Given instruction: Without the pictures, give the entries below again exactly as written.

Records to use:
>> Begin

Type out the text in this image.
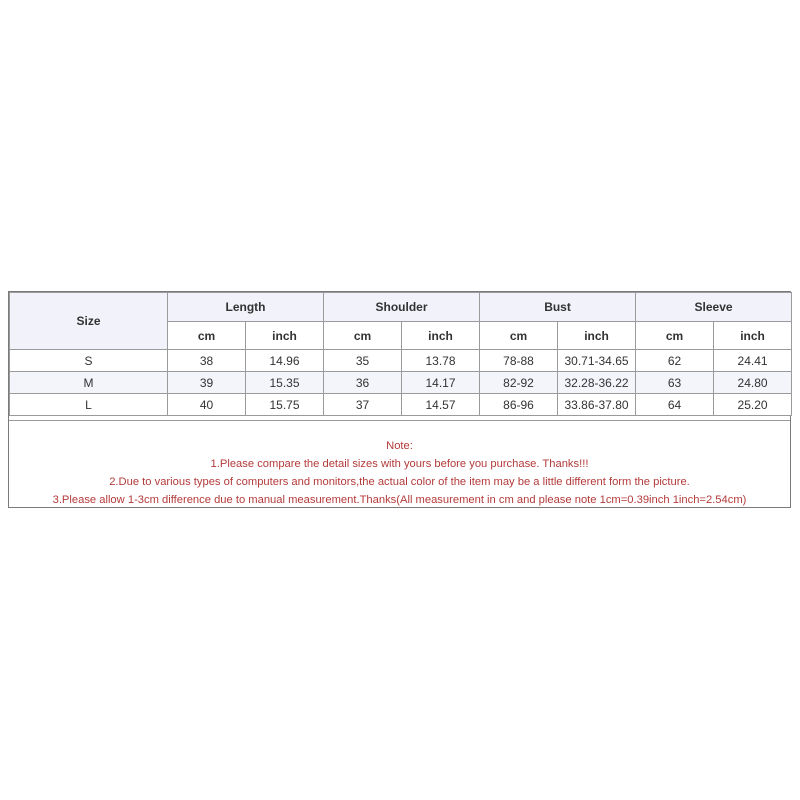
Size	Length		Shoulder		Bust		Sleeve	
	cm	inch	cm	inch	cm	inch	cm	inch
S	38	14.96	35	13.78	78-88	30.71-34.65	62	24.41
M	39	15.35	36	14.17	82-92	32.28-36.22	63	24.80
L	40	15.75	37	14.57	86-96	33.86-37.80	64	25.20
Note:
1.Please compare the detail sizes with yours before you purchase. Thanks!!!
2.Due to various types of computers and monitors,the actual color of the item may be a little different form the picture.
3.Please allow 1-3cm difference due to manual measurement.Thanks(All measurement in cm and please note 1cm=0.39inch 1inch=2.54cm)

>> End

Full response:
Type out the text in this image.
Size	Length		Shoulder		Bust		Sleeve	
	cm	inch	cm	inch	cm	inch	cm	inch
S	38	14.96	35	13.78	78-88	30.71-34.65	62	24.41
M	39	15.35	36	14.17	82-92	32.28-36.22	63	24.80
L	40	15.75	37	14.57	86-96	33.86-37.80	64	25.20
Note:
1.Please compare the detail sizes with yours before you purchase. Thanks!!!
2.Due to various types of computers and monitors,the actual color of the item may be a little different form the picture.
3.Please allow 1-3cm difference due to manual measurement.Thanks(All measurement in cm and please note 1cm=0.39inch 1inch=2.54cm)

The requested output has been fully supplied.